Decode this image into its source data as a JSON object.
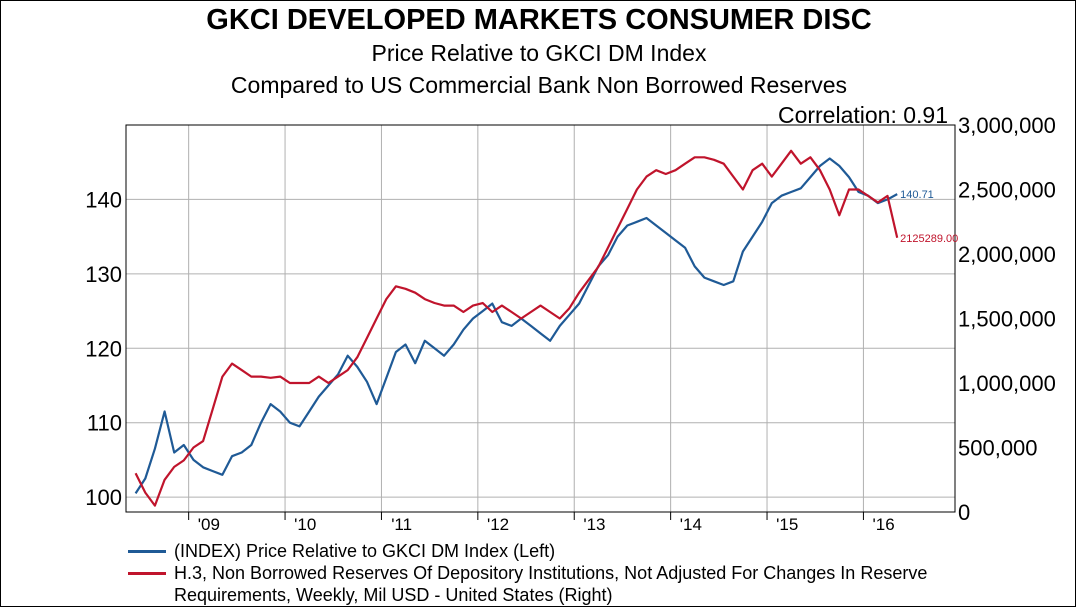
{
  "chart_data": {
    "type": "line",
    "title": "GKCI DEVELOPED MARKETS CONSUMER DISC",
    "subtitle_1": "Price Relative to GKCI DM Index",
    "subtitle_2": "Compared to US Commercial Bank Non Borrowed Reserves",
    "annotation": "Correlation: 0.91",
    "x_range": [
      2008.35,
      2016.95
    ],
    "x_ticks": [
      "'09",
      "'10",
      "'11",
      "'12",
      "'13",
      "'14",
      "'15",
      "'16"
    ],
    "y_left": {
      "range": [
        98,
        150
      ],
      "ticks": [
        100,
        110,
        120,
        130,
        140
      ],
      "tick_labels": [
        "100",
        "110",
        "120",
        "130",
        "140"
      ]
    },
    "y_right": {
      "range": [
        0,
        3000000
      ],
      "ticks": [
        0,
        500000,
        1000000,
        1500000,
        2000000,
        2500000,
        3000000
      ],
      "tick_labels": [
        "0",
        "500,000",
        "1,000,000",
        "1,500,000",
        "2,000,000",
        "2,500,000",
        "3,000,000"
      ]
    },
    "grid": true,
    "legend_position": "bottom",
    "series": [
      {
        "name": "(INDEX) Price Relative to GKCI DM Index  (Left)",
        "axis": "left",
        "color": "#1f5a96",
        "end_label": "140.71",
        "x": [
          2008.45,
          2008.55,
          2008.65,
          2008.75,
          2008.85,
          2008.95,
          2009.05,
          2009.15,
          2009.25,
          2009.35,
          2009.45,
          2009.55,
          2009.65,
          2009.75,
          2009.85,
          2009.95,
          2010.05,
          2010.15,
          2010.25,
          2010.35,
          2010.45,
          2010.55,
          2010.65,
          2010.75,
          2010.85,
          2010.95,
          2011.05,
          2011.15,
          2011.25,
          2011.35,
          2011.45,
          2011.55,
          2011.65,
          2011.75,
          2011.85,
          2011.95,
          2012.05,
          2012.15,
          2012.25,
          2012.35,
          2012.45,
          2012.55,
          2012.65,
          2012.75,
          2012.85,
          2012.95,
          2013.05,
          2013.15,
          2013.25,
          2013.35,
          2013.45,
          2013.55,
          2013.65,
          2013.75,
          2013.85,
          2013.95,
          2014.05,
          2014.15,
          2014.25,
          2014.35,
          2014.45,
          2014.55,
          2014.65,
          2014.75,
          2014.85,
          2014.95,
          2015.05,
          2015.15,
          2015.25,
          2015.35,
          2015.45,
          2015.55,
          2015.65,
          2015.75,
          2015.85,
          2015.95,
          2016.05,
          2016.15,
          2016.25,
          2016.35
        ],
        "y": [
          100.5,
          102.5,
          106.5,
          111.5,
          106.0,
          107.0,
          105.0,
          104.0,
          103.5,
          103.0,
          105.5,
          106.0,
          107.0,
          110.0,
          112.5,
          111.5,
          110.0,
          109.5,
          111.5,
          113.5,
          115.0,
          116.5,
          119.0,
          117.5,
          115.5,
          112.5,
          116.0,
          119.5,
          120.5,
          118.0,
          121.0,
          120.0,
          119.0,
          120.5,
          122.5,
          124.0,
          125.0,
          126.0,
          123.5,
          123.0,
          124.0,
          123.0,
          122.0,
          121.0,
          123.0,
          124.5,
          126.0,
          128.5,
          131.0,
          132.5,
          135.0,
          136.5,
          137.0,
          137.5,
          136.5,
          135.5,
          134.5,
          133.5,
          131.0,
          129.5,
          129.0,
          128.5,
          129.0,
          133.0,
          135.0,
          137.0,
          139.5,
          140.5,
          141.0,
          141.5,
          143.0,
          144.5,
          145.5,
          144.5,
          143.0,
          141.0,
          140.5,
          139.5,
          140.0,
          140.71
        ]
      },
      {
        "name": "H.3, Non Borrowed Reserves Of Depository Institutions, Not Adjusted For Changes In Reserve Requirements, Weekly, Mil USD - United States  (Right)",
        "axis": "right",
        "color": "#c0142c",
        "end_label": "2125289.00",
        "x": [
          2008.45,
          2008.55,
          2008.65,
          2008.75,
          2008.85,
          2008.95,
          2009.05,
          2009.15,
          2009.25,
          2009.35,
          2009.45,
          2009.55,
          2009.65,
          2009.75,
          2009.85,
          2009.95,
          2010.05,
          2010.15,
          2010.25,
          2010.35,
          2010.45,
          2010.55,
          2010.65,
          2010.75,
          2010.85,
          2010.95,
          2011.05,
          2011.15,
          2011.25,
          2011.35,
          2011.45,
          2011.55,
          2011.65,
          2011.75,
          2011.85,
          2011.95,
          2012.05,
          2012.15,
          2012.25,
          2012.35,
          2012.45,
          2012.55,
          2012.65,
          2012.75,
          2012.85,
          2012.95,
          2013.05,
          2013.15,
          2013.25,
          2013.35,
          2013.45,
          2013.55,
          2013.65,
          2013.75,
          2013.85,
          2013.95,
          2014.05,
          2014.15,
          2014.25,
          2014.35,
          2014.45,
          2014.55,
          2014.65,
          2014.75,
          2014.85,
          2014.95,
          2015.05,
          2015.15,
          2015.25,
          2015.35,
          2015.45,
          2015.55,
          2015.65,
          2015.75,
          2015.85,
          2015.95,
          2016.05,
          2016.15,
          2016.25,
          2016.35
        ],
        "y": [
          300000,
          150000,
          50000,
          250000,
          350000,
          400000,
          500000,
          550000,
          800000,
          1050000,
          1150000,
          1100000,
          1050000,
          1050000,
          1040000,
          1050000,
          1000000,
          1000000,
          1000000,
          1050000,
          1000000,
          1050000,
          1100000,
          1200000,
          1350000,
          1500000,
          1650000,
          1750000,
          1730000,
          1700000,
          1650000,
          1620000,
          1600000,
          1600000,
          1550000,
          1600000,
          1620000,
          1550000,
          1600000,
          1550000,
          1500000,
          1550000,
          1600000,
          1550000,
          1500000,
          1580000,
          1700000,
          1800000,
          1900000,
          2050000,
          2200000,
          2350000,
          2500000,
          2600000,
          2650000,
          2620000,
          2650000,
          2700000,
          2750000,
          2750000,
          2730000,
          2700000,
          2600000,
          2500000,
          2650000,
          2700000,
          2600000,
          2700000,
          2800000,
          2700000,
          2750000,
          2650000,
          2500000,
          2300000,
          2500000,
          2500000,
          2450000,
          2400000,
          2450000,
          2125289
        ]
      }
    ]
  }
}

• To do: Transcribe the records above exactly as they appear, leaving out any pictures.

• Solution:
Decode this image into its source data as a JSON object.
{
  "chart_data": {
    "type": "line",
    "title": "GKCI DEVELOPED MARKETS CONSUMER DISC",
    "subtitle_1": "Price Relative to GKCI DM Index",
    "subtitle_2": "Compared to US Commercial Bank Non Borrowed Reserves",
    "annotation": "Correlation: 0.91",
    "x_range": [
      2008.35,
      2016.95
    ],
    "x_ticks": [
      "'09",
      "'10",
      "'11",
      "'12",
      "'13",
      "'14",
      "'15",
      "'16"
    ],
    "y_left": {
      "range": [
        98,
        150
      ],
      "ticks": [
        100,
        110,
        120,
        130,
        140
      ],
      "tick_labels": [
        "100",
        "110",
        "120",
        "130",
        "140"
      ]
    },
    "y_right": {
      "range": [
        0,
        3000000
      ],
      "ticks": [
        0,
        500000,
        1000000,
        1500000,
        2000000,
        2500000,
        3000000
      ],
      "tick_labels": [
        "0",
        "500,000",
        "1,000,000",
        "1,500,000",
        "2,000,000",
        "2,500,000",
        "3,000,000"
      ]
    },
    "grid": true,
    "legend_position": "bottom",
    "series": [
      {
        "name": "(INDEX) Price Relative to GKCI DM Index  (Left)",
        "axis": "left",
        "color": "#1f5a96",
        "end_label": "140.71",
        "x": [
          2008.45,
          2008.55,
          2008.65,
          2008.75,
          2008.85,
          2008.95,
          2009.05,
          2009.15,
          2009.25,
          2009.35,
          2009.45,
          2009.55,
          2009.65,
          2009.75,
          2009.85,
          2009.95,
          2010.05,
          2010.15,
          2010.25,
          2010.35,
          2010.45,
          2010.55,
          2010.65,
          2010.75,
          2010.85,
          2010.95,
          2011.05,
          2011.15,
          2011.25,
          2011.35,
          2011.45,
          2011.55,
          2011.65,
          2011.75,
          2011.85,
          2011.95,
          2012.05,
          2012.15,
          2012.25,
          2012.35,
          2012.45,
          2012.55,
          2012.65,
          2012.75,
          2012.85,
          2012.95,
          2013.05,
          2013.15,
          2013.25,
          2013.35,
          2013.45,
          2013.55,
          2013.65,
          2013.75,
          2013.85,
          2013.95,
          2014.05,
          2014.15,
          2014.25,
          2014.35,
          2014.45,
          2014.55,
          2014.65,
          2014.75,
          2014.85,
          2014.95,
          2015.05,
          2015.15,
          2015.25,
          2015.35,
          2015.45,
          2015.55,
          2015.65,
          2015.75,
          2015.85,
          2015.95,
          2016.05,
          2016.15,
          2016.25,
          2016.35
        ],
        "y": [
          100.5,
          102.5,
          106.5,
          111.5,
          106.0,
          107.0,
          105.0,
          104.0,
          103.5,
          103.0,
          105.5,
          106.0,
          107.0,
          110.0,
          112.5,
          111.5,
          110.0,
          109.5,
          111.5,
          113.5,
          115.0,
          116.5,
          119.0,
          117.5,
          115.5,
          112.5,
          116.0,
          119.5,
          120.5,
          118.0,
          121.0,
          120.0,
          119.0,
          120.5,
          122.5,
          124.0,
          125.0,
          126.0,
          123.5,
          123.0,
          124.0,
          123.0,
          122.0,
          121.0,
          123.0,
          124.5,
          126.0,
          128.5,
          131.0,
          132.5,
          135.0,
          136.5,
          137.0,
          137.5,
          136.5,
          135.5,
          134.5,
          133.5,
          131.0,
          129.5,
          129.0,
          128.5,
          129.0,
          133.0,
          135.0,
          137.0,
          139.5,
          140.5,
          141.0,
          141.5,
          143.0,
          144.5,
          145.5,
          144.5,
          143.0,
          141.0,
          140.5,
          139.5,
          140.0,
          140.71
        ]
      },
      {
        "name": "H.3, Non Borrowed Reserves Of Depository Institutions, Not Adjusted For Changes In Reserve Requirements, Weekly, Mil USD - United States  (Right)",
        "axis": "right",
        "color": "#c0142c",
        "end_label": "2125289.00",
        "x": [
          2008.45,
          2008.55,
          2008.65,
          2008.75,
          2008.85,
          2008.95,
          2009.05,
          2009.15,
          2009.25,
          2009.35,
          2009.45,
          2009.55,
          2009.65,
          2009.75,
          2009.85,
          2009.95,
          2010.05,
          2010.15,
          2010.25,
          2010.35,
          2010.45,
          2010.55,
          2010.65,
          2010.75,
          2010.85,
          2010.95,
          2011.05,
          2011.15,
          2011.25,
          2011.35,
          2011.45,
          2011.55,
          2011.65,
          2011.75,
          2011.85,
          2011.95,
          2012.05,
          2012.15,
          2012.25,
          2012.35,
          2012.45,
          2012.55,
          2012.65,
          2012.75,
          2012.85,
          2012.95,
          2013.05,
          2013.15,
          2013.25,
          2013.35,
          2013.45,
          2013.55,
          2013.65,
          2013.75,
          2013.85,
          2013.95,
          2014.05,
          2014.15,
          2014.25,
          2014.35,
          2014.45,
          2014.55,
          2014.65,
          2014.75,
          2014.85,
          2014.95,
          2015.05,
          2015.15,
          2015.25,
          2015.35,
          2015.45,
          2015.55,
          2015.65,
          2015.75,
          2015.85,
          2015.95,
          2016.05,
          2016.15,
          2016.25,
          2016.35
        ],
        "y": [
          300000,
          150000,
          50000,
          250000,
          350000,
          400000,
          500000,
          550000,
          800000,
          1050000,
          1150000,
          1100000,
          1050000,
          1050000,
          1040000,
          1050000,
          1000000,
          1000000,
          1000000,
          1050000,
          1000000,
          1050000,
          1100000,
          1200000,
          1350000,
          1500000,
          1650000,
          1750000,
          1730000,
          1700000,
          1650000,
          1620000,
          1600000,
          1600000,
          1550000,
          1600000,
          1620000,
          1550000,
          1600000,
          1550000,
          1500000,
          1550000,
          1600000,
          1550000,
          1500000,
          1580000,
          1700000,
          1800000,
          1900000,
          2050000,
          2200000,
          2350000,
          2500000,
          2600000,
          2650000,
          2620000,
          2650000,
          2700000,
          2750000,
          2750000,
          2730000,
          2700000,
          2600000,
          2500000,
          2650000,
          2700000,
          2600000,
          2700000,
          2800000,
          2700000,
          2750000,
          2650000,
          2500000,
          2300000,
          2500000,
          2500000,
          2450000,
          2400000,
          2450000,
          2125289
        ]
      }
    ]
  }
}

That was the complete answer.